Can the data below be set down again exactly, line for line?

## [Supplied material]
:::
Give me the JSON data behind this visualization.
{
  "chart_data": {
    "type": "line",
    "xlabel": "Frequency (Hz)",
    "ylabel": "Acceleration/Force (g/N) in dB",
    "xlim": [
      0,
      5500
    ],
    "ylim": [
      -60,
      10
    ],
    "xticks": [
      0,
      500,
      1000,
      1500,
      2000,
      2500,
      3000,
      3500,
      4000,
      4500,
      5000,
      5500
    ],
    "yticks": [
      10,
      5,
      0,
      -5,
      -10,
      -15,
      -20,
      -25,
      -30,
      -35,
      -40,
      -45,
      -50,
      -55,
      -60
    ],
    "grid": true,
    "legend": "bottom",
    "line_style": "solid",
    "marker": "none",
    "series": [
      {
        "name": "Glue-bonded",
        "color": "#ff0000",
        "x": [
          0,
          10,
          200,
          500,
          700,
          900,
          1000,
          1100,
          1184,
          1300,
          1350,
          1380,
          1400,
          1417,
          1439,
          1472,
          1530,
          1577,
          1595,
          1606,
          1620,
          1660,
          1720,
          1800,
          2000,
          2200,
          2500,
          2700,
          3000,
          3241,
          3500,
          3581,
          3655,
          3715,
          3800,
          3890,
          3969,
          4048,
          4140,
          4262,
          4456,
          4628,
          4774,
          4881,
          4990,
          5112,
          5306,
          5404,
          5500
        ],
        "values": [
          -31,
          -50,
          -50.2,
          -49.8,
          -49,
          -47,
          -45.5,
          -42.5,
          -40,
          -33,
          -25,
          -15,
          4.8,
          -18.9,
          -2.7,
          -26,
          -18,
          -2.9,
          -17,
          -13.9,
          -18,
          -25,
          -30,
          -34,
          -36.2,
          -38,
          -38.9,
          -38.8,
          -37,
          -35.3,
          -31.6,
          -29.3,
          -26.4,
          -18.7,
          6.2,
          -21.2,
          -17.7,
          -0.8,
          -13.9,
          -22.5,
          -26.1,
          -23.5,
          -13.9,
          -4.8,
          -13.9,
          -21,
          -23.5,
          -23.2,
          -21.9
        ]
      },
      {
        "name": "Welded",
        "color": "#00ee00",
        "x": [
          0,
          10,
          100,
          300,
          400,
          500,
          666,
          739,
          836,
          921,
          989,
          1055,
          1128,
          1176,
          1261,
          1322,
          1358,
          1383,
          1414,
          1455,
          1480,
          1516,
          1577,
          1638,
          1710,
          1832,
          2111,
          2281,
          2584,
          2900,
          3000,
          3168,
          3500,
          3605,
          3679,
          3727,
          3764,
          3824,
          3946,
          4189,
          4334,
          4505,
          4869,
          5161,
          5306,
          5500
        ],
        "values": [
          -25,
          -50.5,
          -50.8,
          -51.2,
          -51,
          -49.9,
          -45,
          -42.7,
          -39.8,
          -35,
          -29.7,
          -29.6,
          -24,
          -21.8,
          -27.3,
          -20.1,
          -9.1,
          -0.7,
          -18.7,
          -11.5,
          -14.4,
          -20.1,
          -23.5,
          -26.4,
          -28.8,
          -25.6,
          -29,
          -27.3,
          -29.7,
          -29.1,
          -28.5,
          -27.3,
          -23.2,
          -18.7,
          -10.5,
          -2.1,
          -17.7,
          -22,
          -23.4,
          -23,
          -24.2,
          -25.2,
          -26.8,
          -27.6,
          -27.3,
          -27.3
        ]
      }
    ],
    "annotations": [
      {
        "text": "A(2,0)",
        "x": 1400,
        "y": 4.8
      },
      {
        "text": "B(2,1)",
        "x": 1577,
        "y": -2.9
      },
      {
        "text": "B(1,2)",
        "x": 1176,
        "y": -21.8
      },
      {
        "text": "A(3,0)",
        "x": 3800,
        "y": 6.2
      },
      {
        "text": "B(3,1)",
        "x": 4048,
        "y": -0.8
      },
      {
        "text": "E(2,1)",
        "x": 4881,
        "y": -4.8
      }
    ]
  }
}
:::
## [Task response]
Give me the JSON data behind this visualization.
{
  "chart_data": {
    "type": "line",
    "xlabel": "Frequency (Hz)",
    "ylabel": "Acceleration/Force (g/N) in dB",
    "xlim": [
      0,
      5500
    ],
    "ylim": [
      -60,
      10
    ],
    "xticks": [
      0,
      500,
      1000,
      1500,
      2000,
      2500,
      3000,
      3500,
      4000,
      4500,
      5000,
      5500
    ],
    "yticks": [
      10,
      5,
      0,
      -5,
      -10,
      -15,
      -20,
      -25,
      -30,
      -35,
      -40,
      -45,
      -50,
      -55,
      -60
    ],
    "grid": true,
    "legend": "bottom",
    "line_style": "solid",
    "marker": "none",
    "series": [
      {
        "name": "Glue-bonded",
        "color": "#ff0000",
        "x": [
          0,
          10,
          200,
          500,
          700,
          900,
          1000,
          1100,
          1184,
          1300,
          1350,
          1380,
          1400,
          1417,
          1439,
          1472,
          1530,
          1577,
          1595,
          1606,
          1620,
          1660,
          1720,
          1800,
          2000,
          2200,
          2500,
          2700,
          3000,
          3241,
          3500,
          3581,
          3655,
          3715,
          3800,
          3890,
          3969,
          4048,
          4140,
          4262,
          4456,
          4628,
          4774,
          4881,
          4990,
          5112,
          5306,
          5404,
          5500
        ],
        "values": [
          -31,
          -50,
          -50.2,
          -49.8,
          -49,
          -47,
          -45.5,
          -42.5,
          -40,
          -33,
          -25,
          -15,
          4.8,
          -18.9,
          -2.7,
          -26,
          -18,
          -2.9,
          -17,
          -13.9,
          -18,
          -25,
          -30,
          -34,
          -36.2,
          -38,
          -38.9,
          -38.8,
          -37,
          -35.3,
          -31.6,
          -29.3,
          -26.4,
          -18.7,
          6.2,
          -21.2,
          -17.7,
          -0.8,
          -13.9,
          -22.5,
          -26.1,
          -23.5,
          -13.9,
          -4.8,
          -13.9,
          -21,
          -23.5,
          -23.2,
          -21.9
        ]
      },
      {
        "name": "Welded",
        "color": "#00ee00",
        "x": [
          0,
          10,
          100,
          300,
          400,
          500,
          666,
          739,
          836,
          921,
          989,
          1055,
          1128,
          1176,
          1261,
          1322,
          1358,
          1383,
          1414,
          1455,
          1480,
          1516,
          1577,
          1638,
          1710,
          1832,
          2111,
          2281,
          2584,
          2900,
          3000,
          3168,
          3500,
          3605,
          3679,
          3727,
          3764,
          3824,
          3946,
          4189,
          4334,
          4505,
          4869,
          5161,
          5306,
          5500
        ],
        "values": [
          -25,
          -50.5,
          -50.8,
          -51.2,
          -51,
          -49.9,
          -45,
          -42.7,
          -39.8,
          -35,
          -29.7,
          -29.6,
          -24,
          -21.8,
          -27.3,
          -20.1,
          -9.1,
          -0.7,
          -18.7,
          -11.5,
          -14.4,
          -20.1,
          -23.5,
          -26.4,
          -28.8,
          -25.6,
          -29,
          -27.3,
          -29.7,
          -29.1,
          -28.5,
          -27.3,
          -23.2,
          -18.7,
          -10.5,
          -2.1,
          -17.7,
          -22,
          -23.4,
          -23,
          -24.2,
          -25.2,
          -26.8,
          -27.6,
          -27.3,
          -27.3
        ]
      }
    ],
    "annotations": [
      {
        "text": "A(2,0)",
        "x": 1400,
        "y": 4.8
      },
      {
        "text": "B(2,1)",
        "x": 1577,
        "y": -2.9
      },
      {
        "text": "B(1,2)",
        "x": 1176,
        "y": -21.8
      },
      {
        "text": "A(3,0)",
        "x": 3800,
        "y": 6.2
      },
      {
        "text": "B(3,1)",
        "x": 4048,
        "y": -0.8
      },
      {
        "text": "E(2,1)",
        "x": 4881,
        "y": -4.8
      }
    ]
  }
}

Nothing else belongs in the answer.